═════ Supplied entries ═════

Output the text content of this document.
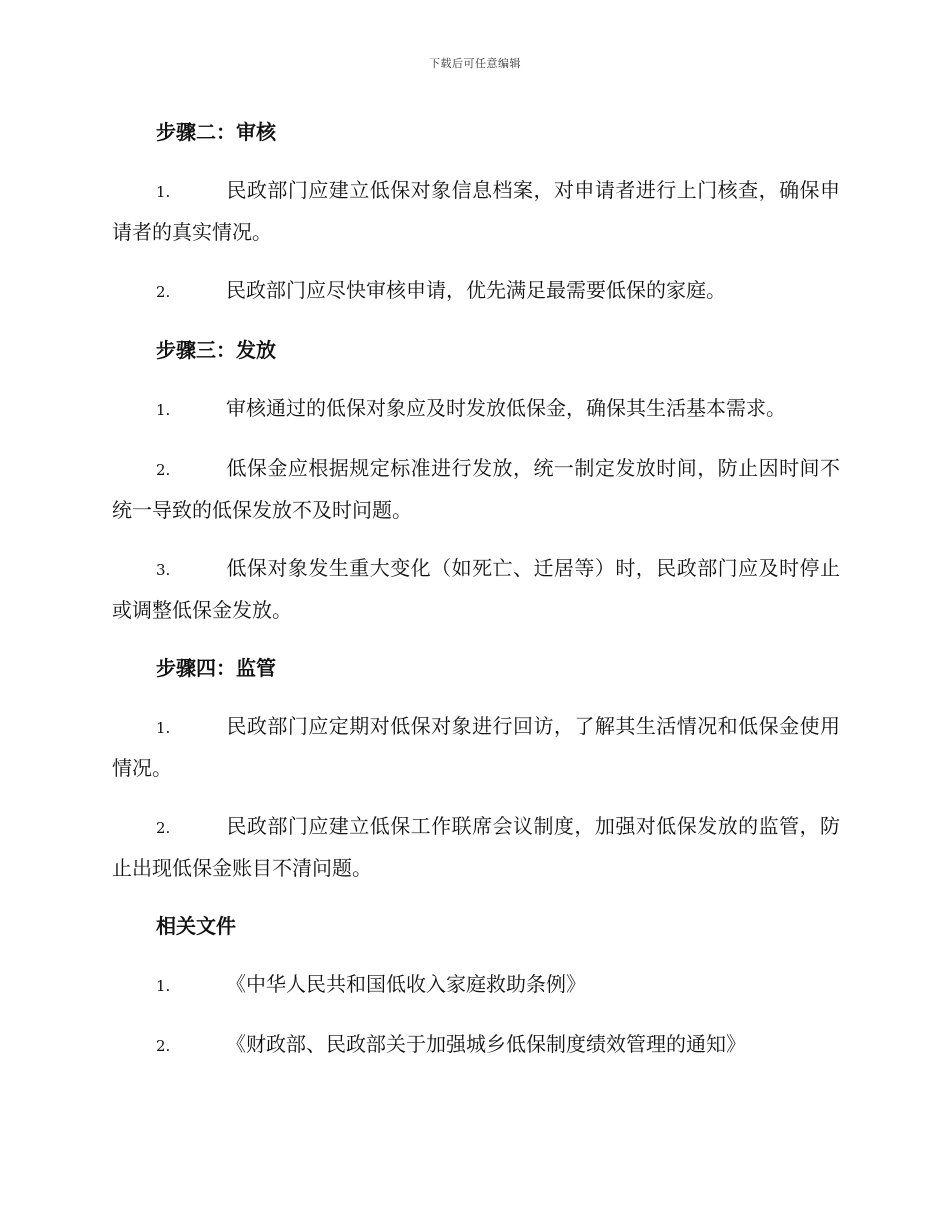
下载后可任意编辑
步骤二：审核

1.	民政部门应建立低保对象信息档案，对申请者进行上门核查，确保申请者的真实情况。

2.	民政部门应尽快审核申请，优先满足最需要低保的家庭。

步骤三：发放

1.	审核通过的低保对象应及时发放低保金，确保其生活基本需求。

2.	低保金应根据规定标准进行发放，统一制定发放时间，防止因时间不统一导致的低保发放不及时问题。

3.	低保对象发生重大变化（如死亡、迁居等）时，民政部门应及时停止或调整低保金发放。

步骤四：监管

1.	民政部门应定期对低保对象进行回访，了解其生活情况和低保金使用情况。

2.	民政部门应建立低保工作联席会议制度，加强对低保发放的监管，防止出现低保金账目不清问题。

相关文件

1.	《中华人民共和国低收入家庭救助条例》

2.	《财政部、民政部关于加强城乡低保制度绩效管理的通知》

═════

- Task to carry out
Give the entries again word for word, but skip the pictures.

- Answer
Output the text content of this document.
下载后可任意编辑
步骤二：审核

1.	民政部门应建立低保对象信息档案，对申请者进行上门核查，确保申请者的真实情况。

2.	民政部门应尽快审核申请，优先满足最需要低保的家庭。

步骤三：发放

1.	审核通过的低保对象应及时发放低保金，确保其生活基本需求。

2.	低保金应根据规定标准进行发放，统一制定发放时间，防止因时间不统一导致的低保发放不及时问题。

3.	低保对象发生重大变化（如死亡、迁居等）时，民政部门应及时停止或调整低保金发放。

步骤四：监管

1.	民政部门应定期对低保对象进行回访，了解其生活情况和低保金使用情况。

2.	民政部门应建立低保工作联席会议制度，加强对低保发放的监管，防止出现低保金账目不清问题。

相关文件

1.	《中华人民共和国低收入家庭救助条例》

2.	《财政部、民政部关于加强城乡低保制度绩效管理的通知》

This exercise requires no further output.